— BEGIN Material for this exercise —
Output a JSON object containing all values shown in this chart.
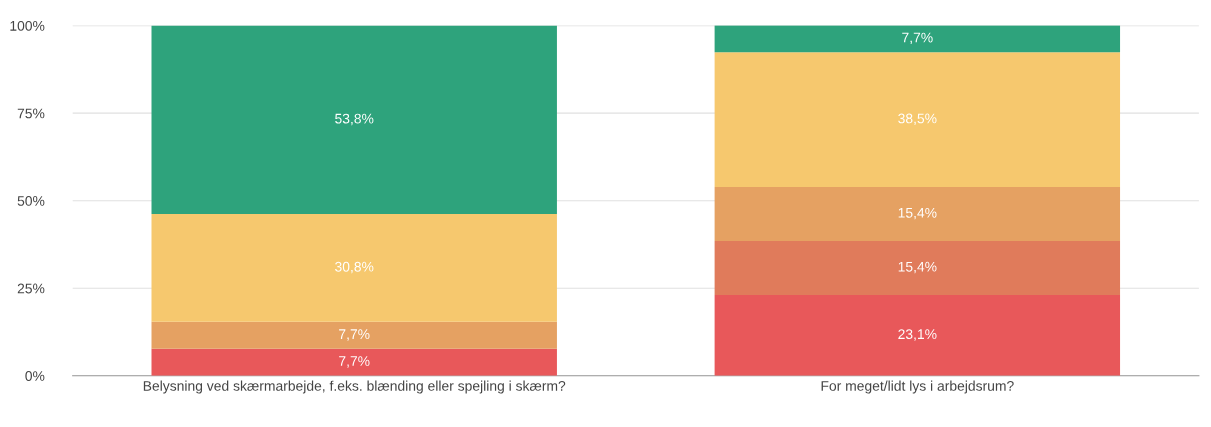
{
  "chart_data": {
    "type": "bar",
    "stacked": true,
    "categories": [
      "Belysning ved skærmarbejde, f.eks. blænding eller spejling i skærm?",
      "For meget/lidt lys i arbejdsrum?"
    ],
    "series": [
      {
        "color": "#e8585a",
        "values": [
          7.7,
          23.1
        ],
        "value_labels": [
          "7,7%",
          "23,1%"
        ]
      },
      {
        "color": "#e07b5b",
        "values": [
          null,
          15.4
        ],
        "value_labels": [
          null,
          "15,4%"
        ]
      },
      {
        "color": "#e5a162",
        "values": [
          7.7,
          15.4
        ],
        "value_labels": [
          "7,7%",
          "15,4%"
        ]
      },
      {
        "color": "#f6c86e",
        "values": [
          30.8,
          38.5
        ],
        "value_labels": [
          "30,8%",
          "38,5%"
        ]
      },
      {
        "color": "#2ea37c",
        "values": [
          53.8,
          7.7
        ],
        "value_labels": [
          "53,8%",
          "7,7%"
        ]
      }
    ],
    "ylim": [
      0,
      100
    ],
    "yticks": [
      {
        "value": 0,
        "label": "0%"
      },
      {
        "value": 25,
        "label": "25%"
      },
      {
        "value": 50,
        "label": "50%"
      },
      {
        "value": 75,
        "label": "75%"
      },
      {
        "value": 100,
        "label": "100%"
      }
    ],
    "grid": "y",
    "legend": false
  }
}
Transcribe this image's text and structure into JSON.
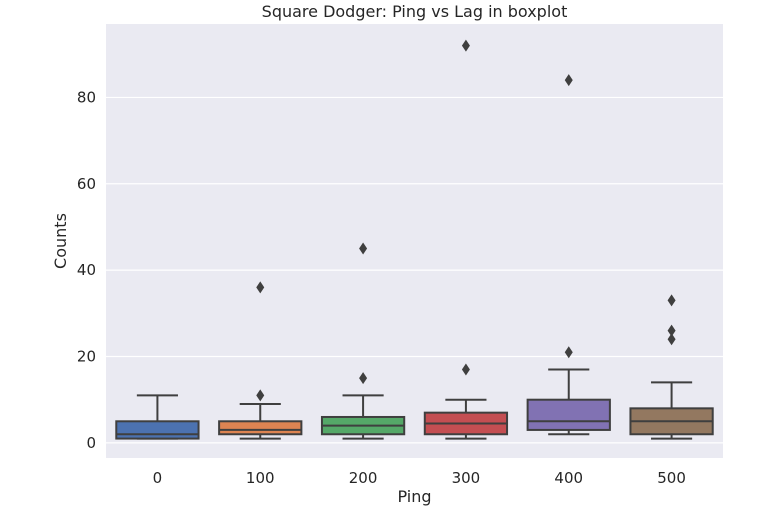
{
  "chart_data": {
    "type": "boxplot",
    "title": "Square Dodger: Ping vs Lag in boxplot",
    "xlabel": "Ping",
    "ylabel": "Counts",
    "categories": [
      "0",
      "100",
      "200",
      "300",
      "400",
      "500"
    ],
    "yticks": [
      0,
      20,
      40,
      60,
      80
    ],
    "ylim": [
      -3.5,
      97
    ],
    "grid": true,
    "boxes": [
      {
        "category": "0",
        "whisker_low": 1,
        "q1": 1,
        "median": 2,
        "q3": 5,
        "whisker_high": 11,
        "outliers": [],
        "color": "#4c72b0"
      },
      {
        "category": "100",
        "whisker_low": 1,
        "q1": 2,
        "median": 3,
        "q3": 5,
        "whisker_high": 9,
        "outliers": [
          11,
          36
        ],
        "color": "#dd8452"
      },
      {
        "category": "200",
        "whisker_low": 1,
        "q1": 2,
        "median": 4,
        "q3": 6,
        "whisker_high": 11,
        "outliers": [
          15,
          45
        ],
        "color": "#55a868"
      },
      {
        "category": "300",
        "whisker_low": 1,
        "q1": 2,
        "median": 4.5,
        "q3": 7,
        "whisker_high": 10,
        "outliers": [
          17,
          92
        ],
        "color": "#c44e52"
      },
      {
        "category": "400",
        "whisker_low": 2,
        "q1": 3,
        "median": 5,
        "q3": 10,
        "whisker_high": 17,
        "outliers": [
          21,
          84
        ],
        "color": "#8172b3"
      },
      {
        "category": "500",
        "whisker_low": 1,
        "q1": 2,
        "median": 5,
        "q3": 8,
        "whisker_high": 14,
        "outliers": [
          24,
          26,
          33
        ],
        "color": "#937860"
      }
    ]
  }
}
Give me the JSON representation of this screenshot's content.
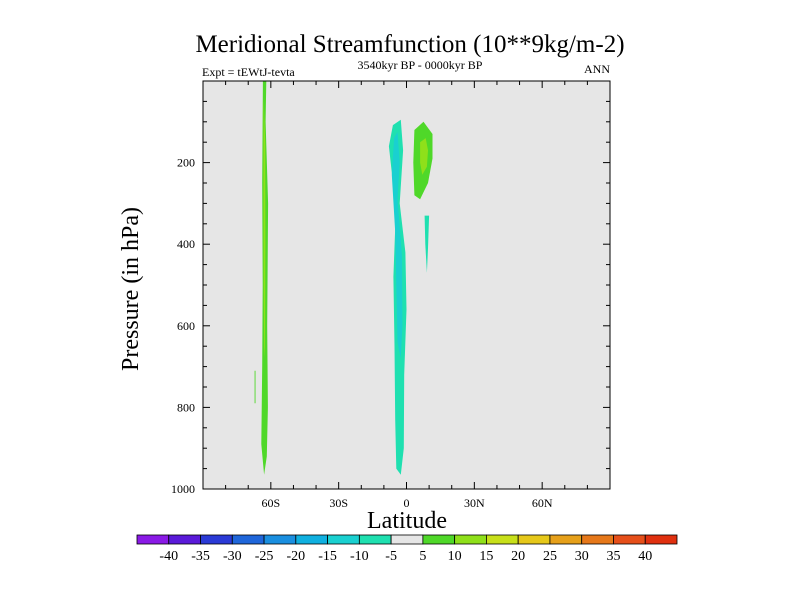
{
  "chart_data": {
    "type": "contour",
    "title": "Meridional Streamfunction (10**9kg/m-2)",
    "left_string": "Expt = tEWtJ-tevta",
    "center_string": "3540kyr BP - 0000kyr BP",
    "right_string": "ANN",
    "xlabel": "Latitude",
    "ylabel": "Pressure (in hPa)",
    "xlim": [
      -90,
      90
    ],
    "ylim": [
      1000,
      0
    ],
    "x_ticks": [
      {
        "value": -60,
        "label": "60S"
      },
      {
        "value": -30,
        "label": "30S"
      },
      {
        "value": 0,
        "label": "0"
      },
      {
        "value": 30,
        "label": "30N"
      },
      {
        "value": 60,
        "label": "60N"
      }
    ],
    "y_ticks": [
      {
        "value": 200,
        "label": "200"
      },
      {
        "value": 400,
        "label": "400"
      },
      {
        "value": 600,
        "label": "600"
      },
      {
        "value": 800,
        "label": "800"
      },
      {
        "value": 1000,
        "label": "1000"
      }
    ],
    "background_color": "#e6e6e6",
    "colorbar": {
      "levels": [
        "-40",
        "-35",
        "-30",
        "-25",
        "-20",
        "-15",
        "-10",
        "-5",
        "5",
        "10",
        "15",
        "20",
        "25",
        "30",
        "35",
        "40"
      ],
      "colors": [
        "#8a1ae6",
        "#5a1ad9",
        "#2a3ad6",
        "#1f66da",
        "#1a8fe0",
        "#10b0e0",
        "#1ad0d0",
        "#1fe0b0",
        "#e6e6e6",
        "#4fd829",
        "#8fe01a",
        "#c8e01a",
        "#e6c81a",
        "#e6a01a",
        "#e6781a",
        "#e64f1a",
        "#e0300f"
      ]
    },
    "regions": [
      {
        "name": "sh-positive-column",
        "level": "5",
        "points": [
          [
            -63.5,
            0
          ],
          [
            -62,
            0
          ],
          [
            -62.3,
            100
          ],
          [
            -61.2,
            300
          ],
          [
            -61.6,
            600
          ],
          [
            -61.3,
            800
          ],
          [
            -61.8,
            920
          ],
          [
            -63,
            965
          ],
          [
            -64.2,
            890
          ],
          [
            -63.8,
            700
          ],
          [
            -63.6,
            500
          ],
          [
            -63.8,
            250
          ]
        ]
      },
      {
        "name": "sh-positive-core",
        "level": "10",
        "points": [
          [
            -63.2,
            40
          ],
          [
            -62.5,
            150
          ],
          [
            -62.4,
            400
          ],
          [
            -62.6,
            650
          ],
          [
            -62.9,
            680
          ],
          [
            -63.2,
            500
          ],
          [
            -63.3,
            250
          ]
        ]
      },
      {
        "name": "sh-small-positive",
        "level": "5",
        "points": [
          [
            -67.2,
            710
          ],
          [
            -66.8,
            710
          ],
          [
            -66.8,
            790
          ],
          [
            -67.2,
            790
          ]
        ]
      },
      {
        "name": "equatorial-negative-column",
        "level": "-5",
        "points": [
          [
            -6,
            108
          ],
          [
            -2.5,
            95
          ],
          [
            -1.5,
            170
          ],
          [
            -3,
            300
          ],
          [
            -0.5,
            420
          ],
          [
            0,
            560
          ],
          [
            -1,
            720
          ],
          [
            -1.2,
            900
          ],
          [
            -2.5,
            965
          ],
          [
            -4.5,
            950
          ],
          [
            -5,
            830
          ],
          [
            -5.3,
            650
          ],
          [
            -5.8,
            480
          ],
          [
            -5,
            360
          ],
          [
            -5.8,
            260
          ],
          [
            -7.8,
            160
          ]
        ]
      },
      {
        "name": "equatorial-negative-core",
        "level": "-10",
        "points": [
          [
            -5.5,
            140
          ],
          [
            -4,
            125
          ],
          [
            -3,
            200
          ],
          [
            -4,
            290
          ],
          [
            -2,
            430
          ],
          [
            -1.8,
            600
          ],
          [
            -2.5,
            680
          ],
          [
            -4,
            640
          ],
          [
            -4.5,
            500
          ],
          [
            -5,
            370
          ],
          [
            -6.5,
            230
          ]
        ]
      },
      {
        "name": "nh-positive-cell",
        "level": "5",
        "points": [
          [
            3.5,
            120
          ],
          [
            7.5,
            100
          ],
          [
            11.5,
            130
          ],
          [
            11.5,
            190
          ],
          [
            9.5,
            250
          ],
          [
            6,
            290
          ],
          [
            3.5,
            280
          ],
          [
            3,
            200
          ]
        ]
      },
      {
        "name": "nh-positive-core",
        "level": "10",
        "points": [
          [
            6,
            150
          ],
          [
            8.5,
            140
          ],
          [
            9.5,
            170
          ],
          [
            9,
            210
          ],
          [
            7,
            230
          ],
          [
            6,
            200
          ]
        ]
      },
      {
        "name": "nh-negative-sliver",
        "level": "-5",
        "points": [
          [
            8,
            330
          ],
          [
            10,
            330
          ],
          [
            9.5,
            410
          ],
          [
            9,
            470
          ],
          [
            8.3,
            400
          ]
        ]
      }
    ]
  }
}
— END Material for this exercise —
- _Written exercise_:
Go through the material and select each line with the string "equatorial" in it.

- _Full answer_:
        "name": "equatorial-negative-column",
        "name": "equatorial-negative-core",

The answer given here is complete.